**THE PROBLEM:** Note how many lines hold the string "true" and give that number without any other words.

╭─ PROVIDED DATA

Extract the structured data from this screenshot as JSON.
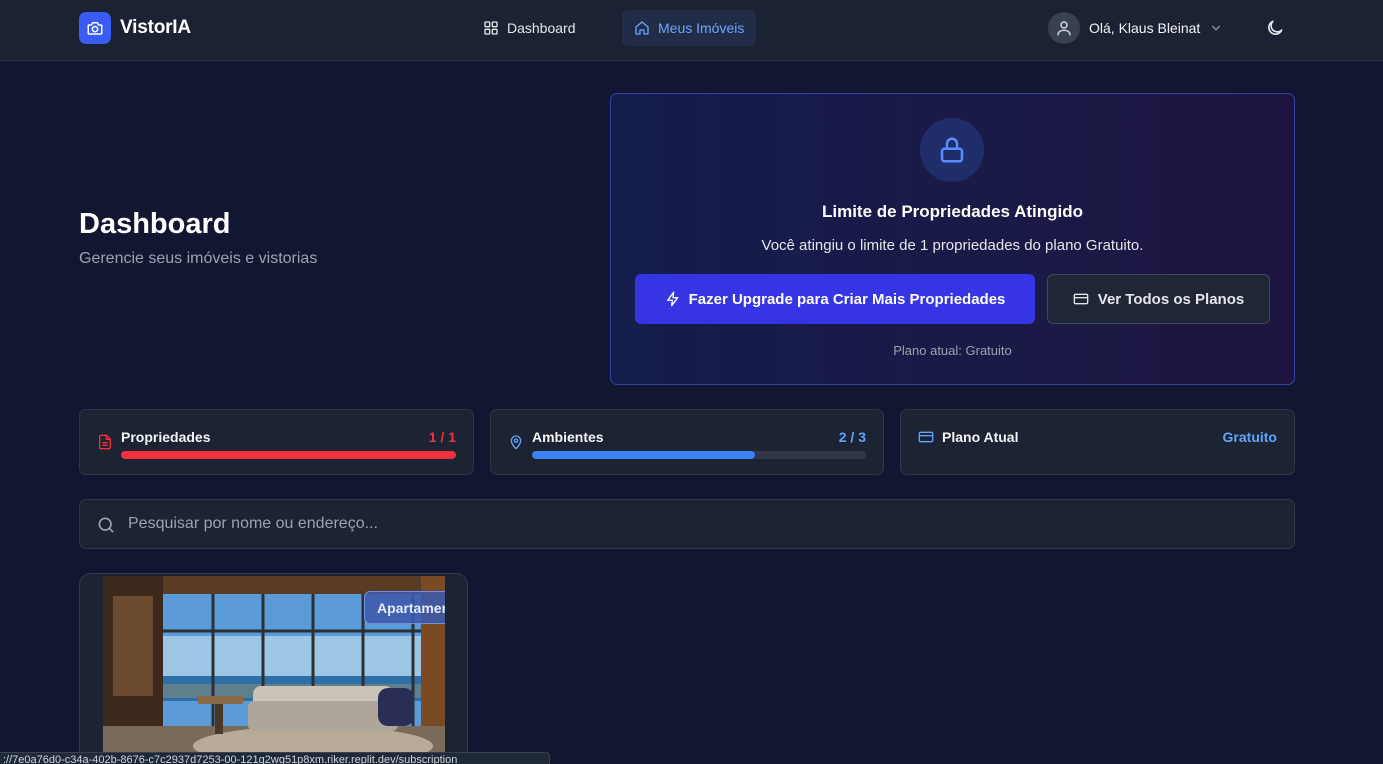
{
  "app": {
    "name": "VistorIA",
    "logo_icon": "camera-icon",
    "accent_color": "#3b5bf5"
  },
  "nav": {
    "items": [
      {
        "label": "Dashboard",
        "icon": "grid-icon",
        "active": false
      },
      {
        "label": "Meus Imóveis",
        "icon": "home-icon",
        "active": true
      }
    ]
  },
  "user": {
    "greeting": "Olá, Klaus Bleinat",
    "avatar_icon": "user-icon"
  },
  "theme_toggle_icon": "moon-icon",
  "header": {
    "title": "Dashboard",
    "subtitle": "Gerencie seus imóveis e vistorias"
  },
  "limit_notice": {
    "icon": "lock-icon",
    "title": "Limite de Propriedades Atingido",
    "message": "Você atingiu o limite de 1 propriedades do plano Gratuito.",
    "upgrade_button": "Fazer Upgrade para Criar Mais Propriedades",
    "plans_button": "Ver Todos os Planos",
    "current_plan_note": "Plano atual: Gratuito"
  },
  "stats": [
    {
      "label": "Propriedades",
      "value": "1 / 1",
      "icon": "document-icon",
      "progress": 1.0,
      "color": "#f4303d"
    },
    {
      "label": "Ambientes",
      "value": "2 / 3",
      "icon": "map-pin-icon",
      "progress": 0.667,
      "color": "#3b82f6"
    },
    {
      "label": "Plano Atual",
      "value": "Gratuito",
      "icon": "credit-card-icon",
      "color": "#60a5fa"
    }
  ],
  "search": {
    "placeholder": "Pesquisar por nome ou endereço...",
    "value": ""
  },
  "properties": [
    {
      "type_badge": "Apartamento",
      "image": "living-room-photo"
    }
  ],
  "status_bar": {
    "url": "://7e0a76d0-c34a-402b-8676-c7c2937d7253-00-121g2wg51p8xm.riker.replit.dev/subscription"
  }
}
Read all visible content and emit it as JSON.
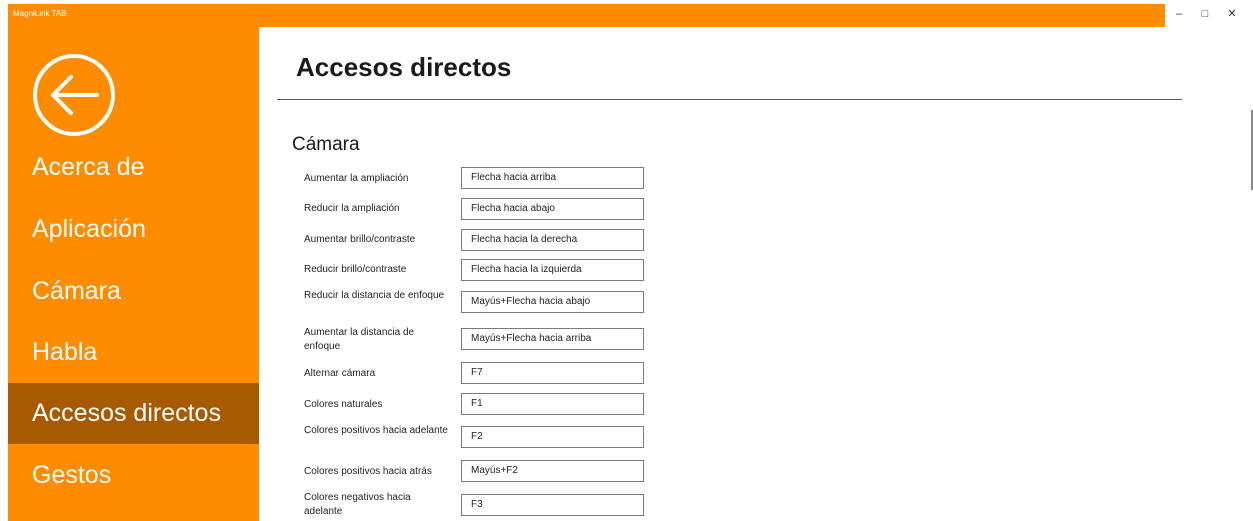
{
  "window": {
    "title": "MagniLink TAB",
    "controls": {
      "minimize": "–",
      "maximize": "□",
      "close": "✕"
    }
  },
  "sidebar": {
    "back_icon": "back-arrow-icon",
    "items": [
      {
        "label": "Acerca de",
        "active": false
      },
      {
        "label": "Aplicación",
        "active": false
      },
      {
        "label": "Cámara",
        "active": false
      },
      {
        "label": "Habla",
        "active": false
      },
      {
        "label": "Accesos directos",
        "active": true
      },
      {
        "label": "Gestos",
        "active": false
      }
    ]
  },
  "main": {
    "title": "Accesos directos",
    "section": "Cámara",
    "shortcuts": [
      {
        "label": "Aumentar la ampliación",
        "value": "Flecha hacia arriba"
      },
      {
        "label": "Reducir la ampliación",
        "value": "Flecha hacia abajo"
      },
      {
        "label": "Aumentar brillo/contraste",
        "value": "Flecha hacia la derecha"
      },
      {
        "label": "Reducir brillo/contraste",
        "value": "Flecha hacia la izquierda"
      },
      {
        "label": "Reducir la distancia de enfoque",
        "value": "Mayús+Flecha hacia abajo"
      },
      {
        "label": "Aumentar la distancia de enfoque",
        "value": "Mayús+Flecha hacia arriba"
      },
      {
        "label": "Alternar cámara",
        "value": "F7"
      },
      {
        "label": "Colores naturales",
        "value": "F1"
      },
      {
        "label": "Colores positivos hacia adelante",
        "value": "F2"
      },
      {
        "label": "Colores positivos hacia atrás",
        "value": "Mayús+F2"
      },
      {
        "label": "Colores negativos hacia adelante",
        "value": "F3"
      }
    ]
  },
  "colors": {
    "accent": "#ff8c00",
    "active_nav": "#a85a00",
    "text": "#1a1a1a"
  }
}
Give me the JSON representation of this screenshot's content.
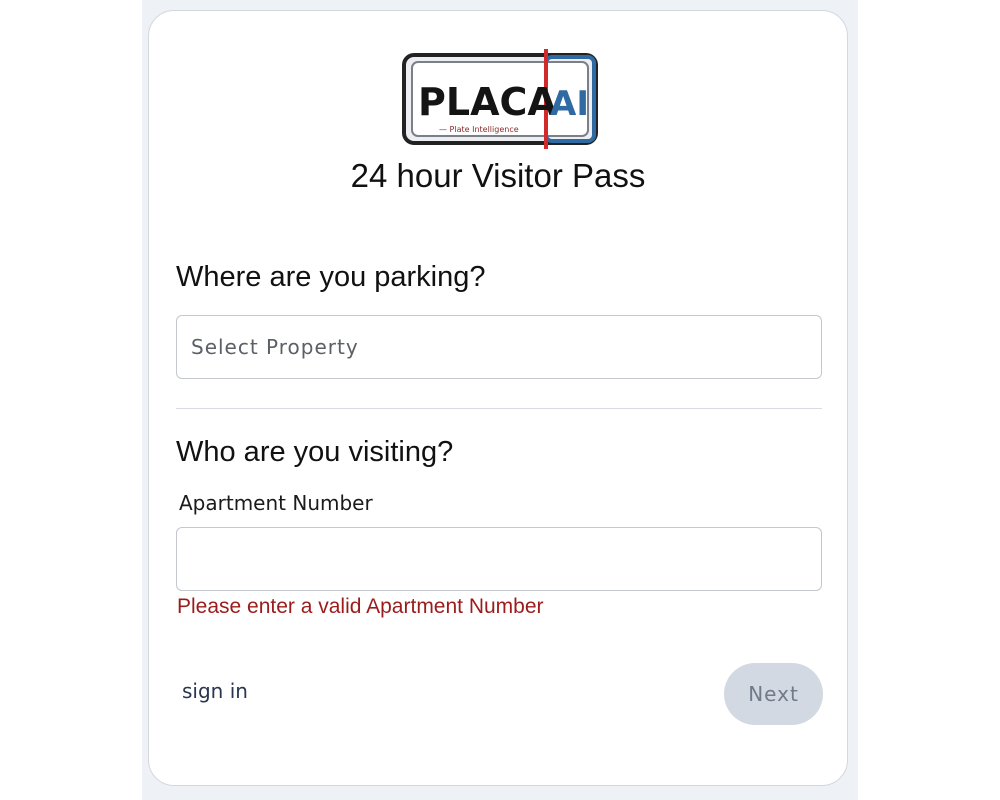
{
  "logo": {
    "brand_left": "PLACA",
    "brand_right": "AI",
    "tagline": "— Plate Intelligence"
  },
  "page": {
    "title": "24 hour Visitor Pass"
  },
  "parking": {
    "heading": "Where are you parking?",
    "select_value": "Select Property"
  },
  "visiting": {
    "heading": "Who are you visiting?",
    "apartment_label": "Apartment Number",
    "apartment_value": "",
    "error": "Please enter a valid Apartment Number"
  },
  "footer": {
    "signin_label": "sign in",
    "next_label": "Next"
  },
  "colors": {
    "error": "#9b1c1c",
    "button_disabled_bg": "#d3d9e2",
    "logo_accent_blue": "#2f6aa3",
    "logo_accent_red": "#d12a2a"
  }
}
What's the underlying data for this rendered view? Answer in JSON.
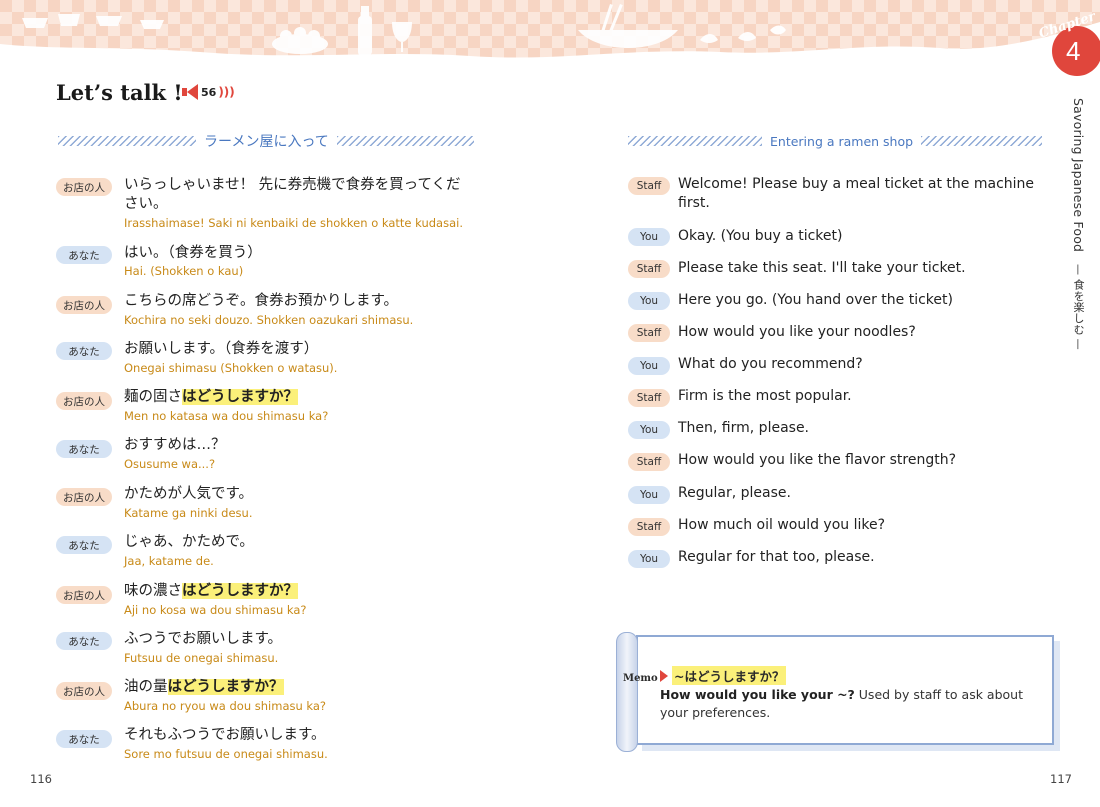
{
  "header": {
    "chapter_word": "Chapter",
    "chapter_number": "4",
    "side_title_en": "Savoring Japanese Food",
    "side_title_jp": "— 食を楽しむ —"
  },
  "section": {
    "title": "Let’s talk !",
    "audio_track": "56",
    "jp_heading": "ラーメン屋に入って",
    "en_heading": "Entering a ramen shop"
  },
  "dialogue_jp": [
    {
      "speaker": "お店の人",
      "line_pre": "いらっしゃいませ！ 先に券売機で食券を買ってください。",
      "line_hl": "",
      "line_post": "",
      "romaji": "Irasshaimase! Saki ni kenbaiki de shokken o katte kudasai."
    },
    {
      "speaker": "あなた",
      "line_pre": "はい。（食券を買う）",
      "line_hl": "",
      "line_post": "",
      "romaji": "Hai. (Shokken o kau)"
    },
    {
      "speaker": "お店の人",
      "line_pre": "こちらの席どうぞ。食券お預かりします。",
      "line_hl": "",
      "line_post": "",
      "romaji": "Kochira no seki douzo. Shokken oazukari shimasu."
    },
    {
      "speaker": "あなた",
      "line_pre": "お願いします。（食券を渡す）",
      "line_hl": "",
      "line_post": "",
      "romaji": "Onegai shimasu (Shokken o watasu)."
    },
    {
      "speaker": "お店の人",
      "line_pre": "麺の固さ",
      "line_hl": "はどうしますか？",
      "line_post": "",
      "romaji": "Men no katasa wa dou shimasu ka?"
    },
    {
      "speaker": "あなた",
      "line_pre": "おすすめは…？",
      "line_hl": "",
      "line_post": "",
      "romaji": "Osusume wa...?"
    },
    {
      "speaker": "お店の人",
      "line_pre": "かためが人気です。",
      "line_hl": "",
      "line_post": "",
      "romaji": "Katame ga ninki desu."
    },
    {
      "speaker": "あなた",
      "line_pre": "じゃあ、かためで。",
      "line_hl": "",
      "line_post": "",
      "romaji": "Jaa, katame de."
    },
    {
      "speaker": "お店の人",
      "line_pre": "味の濃さ",
      "line_hl": "はどうしますか？",
      "line_post": "",
      "romaji": "Aji no kosa wa dou shimasu ka?"
    },
    {
      "speaker": "あなた",
      "line_pre": "ふつうでお願いします。",
      "line_hl": "",
      "line_post": "",
      "romaji": "Futsuu de onegai shimasu."
    },
    {
      "speaker": "お店の人",
      "line_pre": "油の量",
      "line_hl": "はどうしますか？",
      "line_post": "",
      "romaji": "Abura no ryou wa dou shimasu ka?"
    },
    {
      "speaker": "あなた",
      "line_pre": "それもふつうでお願いします。",
      "line_hl": "",
      "line_post": "",
      "romaji": "Sore mo futsuu de onegai shimasu."
    }
  ],
  "dialogue_en": [
    {
      "speaker": "Staff",
      "text": "Welcome! Please buy a meal ticket at the machine first."
    },
    {
      "speaker": "You",
      "text": "Okay. (You buy a ticket)"
    },
    {
      "speaker": "Staff",
      "text": "Please take this seat. I'll take your ticket."
    },
    {
      "speaker": "You",
      "text": "Here you go. (You hand over the ticket)"
    },
    {
      "speaker": "Staff",
      "text": "How would you like your noodles?"
    },
    {
      "speaker": "You",
      "text": "What do you recommend?"
    },
    {
      "speaker": "Staff",
      "text": "Firm is the most popular."
    },
    {
      "speaker": "You",
      "text": "Then, firm, please."
    },
    {
      "speaker": "Staff",
      "text": "How would you like the flavor strength?"
    },
    {
      "speaker": "You",
      "text": "Regular, please."
    },
    {
      "speaker": "Staff",
      "text": "How much oil would you like?"
    },
    {
      "speaker": "You",
      "text": "Regular for that too, please."
    }
  ],
  "memo": {
    "label": "Memo",
    "title": "~はどうしますか？",
    "body_bold": "How would you like your ~?",
    "body_rest": " Used by staff to ask about your preferences."
  },
  "pages": {
    "left": "116",
    "right": "117"
  },
  "colors": {
    "accent_red": "#e0463c",
    "heading_blue": "#4a78c0",
    "romaji_gold": "#c88a18",
    "staff_tag": "#f8dcc8",
    "you_tag": "#d5e3f4",
    "highlight": "#fbf07a"
  },
  "icons": {
    "audio": "speaker-icon",
    "banner": "food-illustration-banner"
  }
}
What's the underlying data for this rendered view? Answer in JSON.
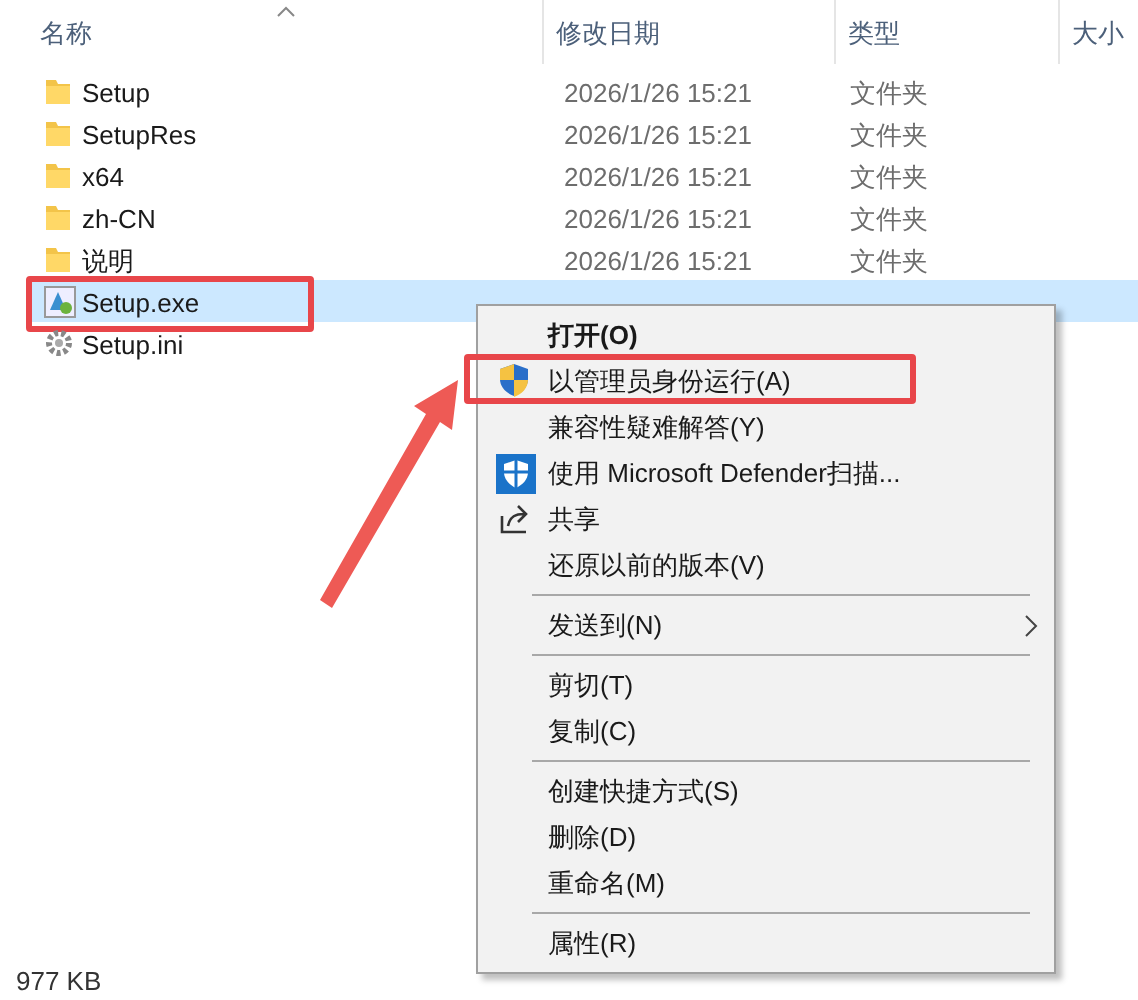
{
  "columns": [
    {
      "label": "名称",
      "sorted": true
    },
    {
      "label": "修改日期",
      "sorted": false
    },
    {
      "label": "类型",
      "sorted": false
    },
    {
      "label": "大小",
      "sorted": false
    }
  ],
  "files": [
    {
      "name": "Setup",
      "date": "2026/1/26 15:21",
      "type": "文件夹",
      "kind": "folder",
      "selected": false,
      "annotated": false
    },
    {
      "name": "SetupRes",
      "date": "2026/1/26 15:21",
      "type": "文件夹",
      "kind": "folder",
      "selected": false,
      "annotated": false
    },
    {
      "name": "x64",
      "date": "2026/1/26 15:21",
      "type": "文件夹",
      "kind": "folder",
      "selected": false,
      "annotated": false
    },
    {
      "name": "zh-CN",
      "date": "2026/1/26 15:21",
      "type": "文件夹",
      "kind": "folder",
      "selected": false,
      "annotated": false
    },
    {
      "name": "说明",
      "date": "2026/1/26 15:21",
      "type": "文件夹",
      "kind": "folder",
      "selected": false,
      "annotated": false
    },
    {
      "name": "Setup.exe",
      "kind": "exe",
      "selected": true,
      "annotated": true
    },
    {
      "name": "Setup.ini",
      "kind": "ini",
      "selected": false,
      "annotated": false
    }
  ],
  "context_menu": [
    {
      "kind": "item",
      "label": "打开(O)",
      "bold": true,
      "annotated": false
    },
    {
      "kind": "admin",
      "label": "以管理员身份运行(A)",
      "bold": false,
      "annotated": true
    },
    {
      "kind": "item",
      "label": "兼容性疑难解答(Y)",
      "bold": false,
      "annotated": false
    },
    {
      "kind": "scan",
      "label": "使用 Microsoft Defender扫描...",
      "bold": false,
      "annotated": false
    },
    {
      "kind": "share",
      "label": "共享",
      "bold": false,
      "annotated": false
    },
    {
      "kind": "item",
      "label": "还原以前的版本(V)",
      "bold": false,
      "annotated": false
    },
    {
      "kind": "separator"
    },
    {
      "kind": "submenu",
      "label": "发送到(N)",
      "bold": false,
      "annotated": false
    },
    {
      "kind": "separator"
    },
    {
      "kind": "item",
      "label": "剪切(T)",
      "bold": false,
      "annotated": false
    },
    {
      "kind": "item",
      "label": "复制(C)",
      "bold": false,
      "annotated": false
    },
    {
      "kind": "separator"
    },
    {
      "kind": "item",
      "label": "创建快捷方式(S)",
      "bold": false,
      "annotated": false
    },
    {
      "kind": "item",
      "label": "删除(D)",
      "bold": false,
      "annotated": false
    },
    {
      "kind": "item",
      "label": "重命名(M)",
      "bold": false,
      "annotated": false
    },
    {
      "kind": "separator"
    },
    {
      "kind": "item",
      "label": "属性(R)",
      "bold": false,
      "annotated": false
    }
  ],
  "status_bar": {
    "size": "977 KB"
  }
}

╰─

**ANSWER FOR THE TASK:** 7